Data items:
====================
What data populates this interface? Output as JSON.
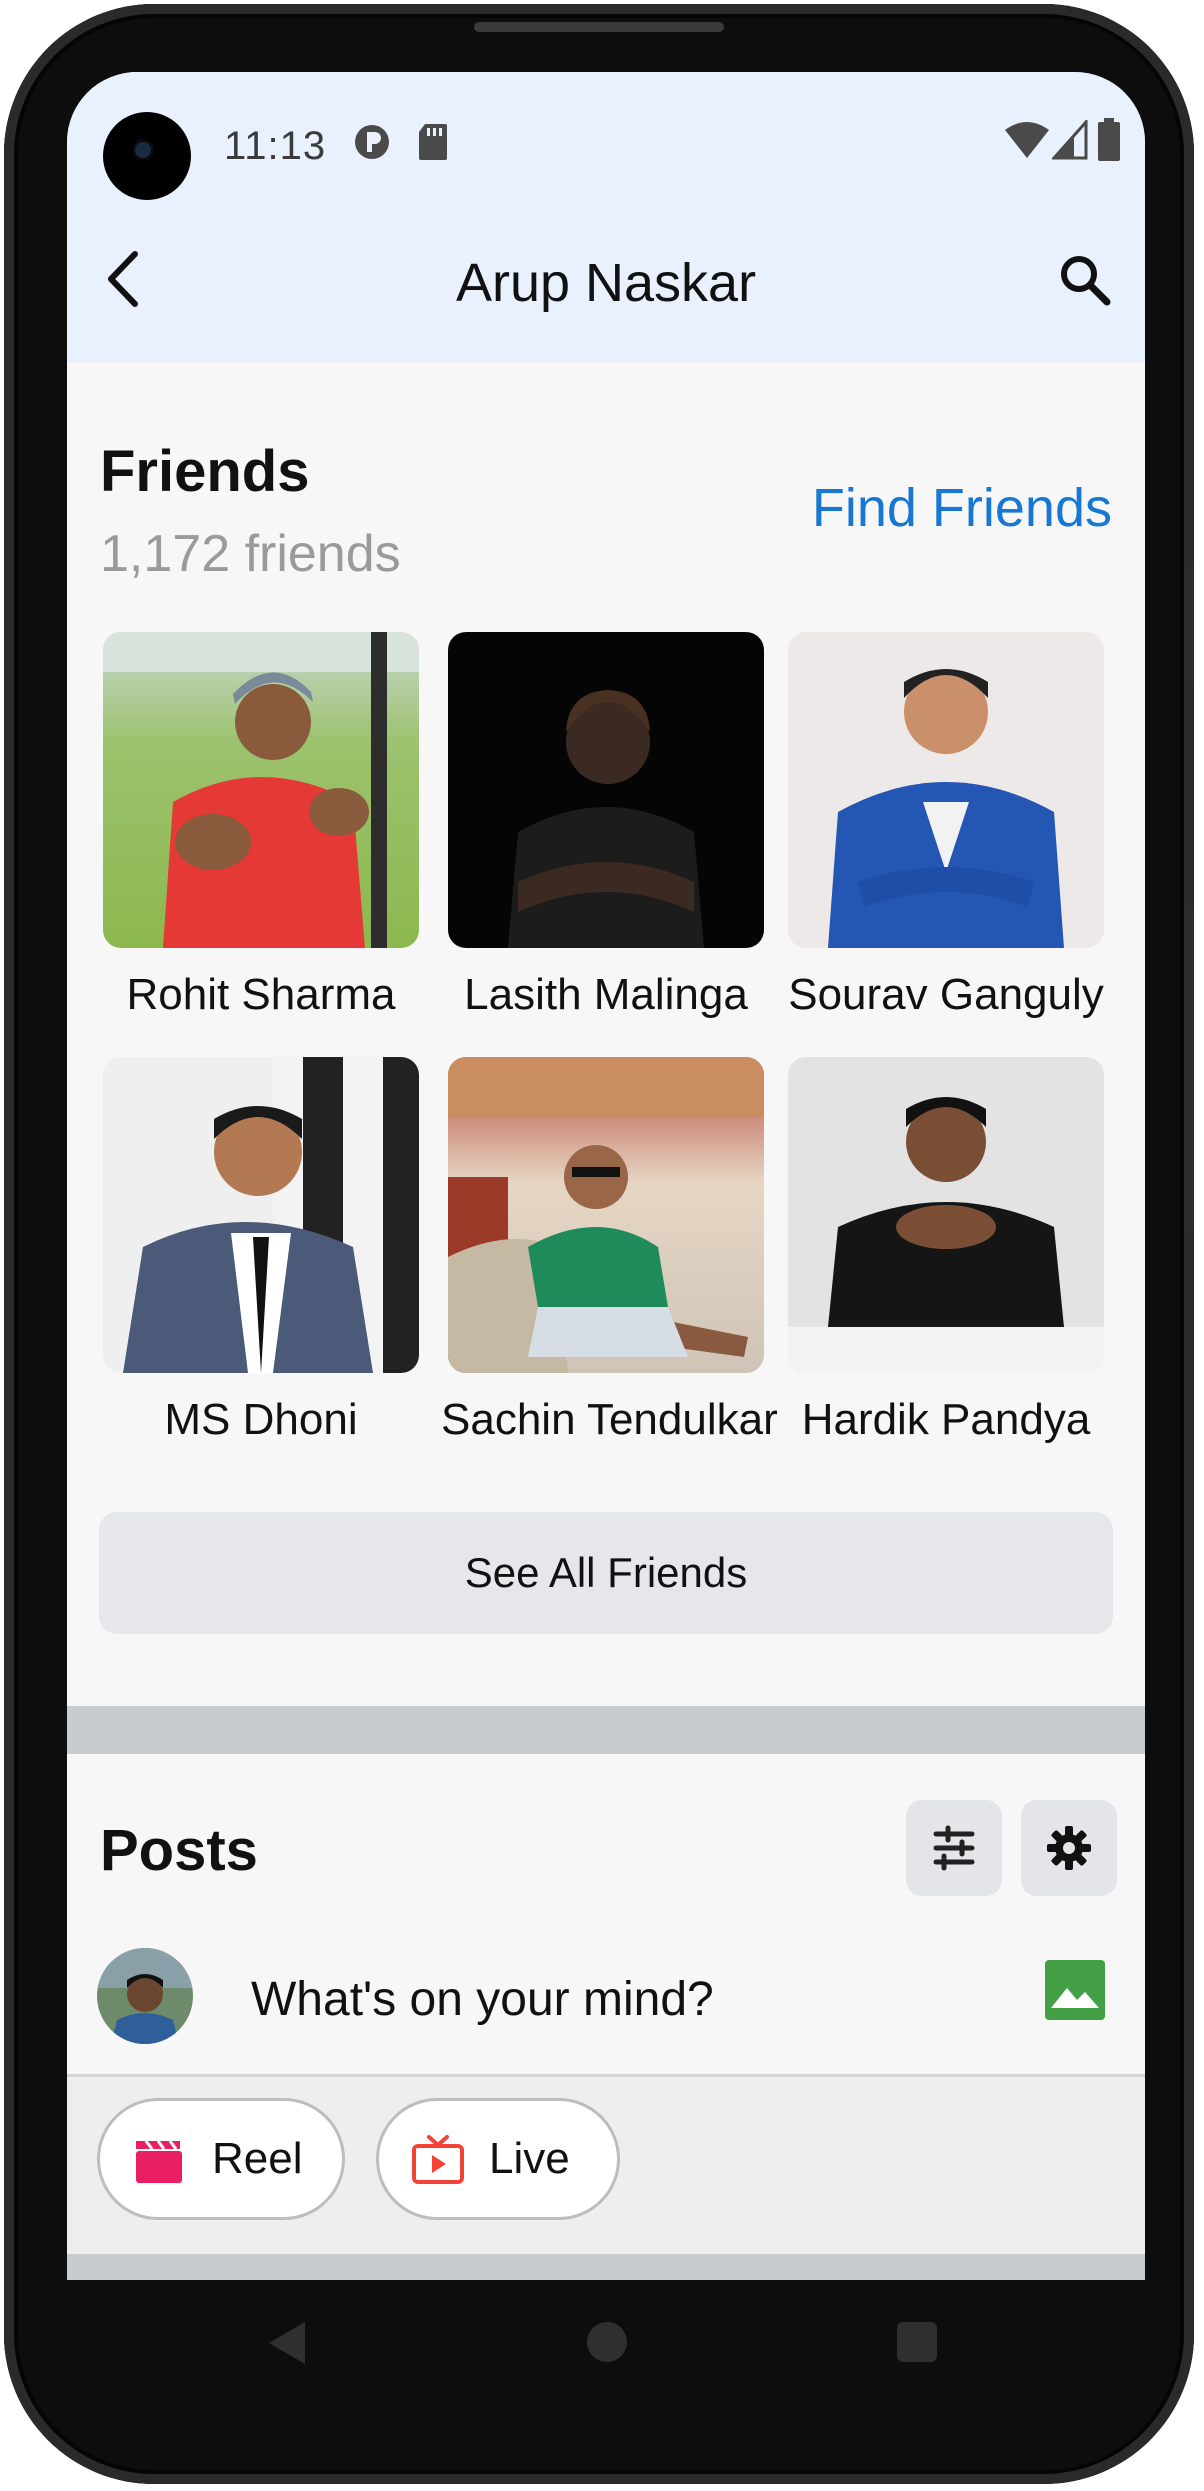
{
  "status_bar": {
    "time": "11:13",
    "icons": [
      "notification-p-icon",
      "sd-card-icon",
      "wifi-icon",
      "signal-icon",
      "battery-icon"
    ]
  },
  "app_bar": {
    "title": "Arup Naskar",
    "back_icon": "back-arrow-icon",
    "search_icon": "search-icon"
  },
  "friends": {
    "title": "Friends",
    "count": "1,172 friends",
    "find_friends": "Find Friends",
    "items": [
      {
        "name": "Rohit Sharma"
      },
      {
        "name": "Lasith Malinga"
      },
      {
        "name": "Sourav Ganguly"
      },
      {
        "name": "MS Dhoni"
      },
      {
        "name": "Sachin Tendulkar"
      },
      {
        "name": "Hardik Pandya"
      }
    ],
    "see_all": "See All Friends"
  },
  "posts": {
    "title": "Posts",
    "filter_icon": "filter-sliders-icon",
    "settings_icon": "gear-icon",
    "composer_placeholder": "What's on your mind?",
    "photo_icon": "photo-icon",
    "actions": [
      {
        "label": "Reel",
        "icon": "clapperboard-icon",
        "color": "#e91e63"
      },
      {
        "label": "Live",
        "icon": "live-tv-icon",
        "color": "#f44336"
      }
    ]
  },
  "colors": {
    "accent": "#1877d2",
    "top_bar": "#e8f1fd"
  }
}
====================
Identify and extract each line of the listing that contains "name".

### Reply
        "name": "Rohit Sharma"
        "name": "Lasith Malinga"
        "name": "Sourav Ganguly"
        "name": "MS Dhoni"
        "name": "Sachin Tendulkar"
        "name": "Hardik Pandya"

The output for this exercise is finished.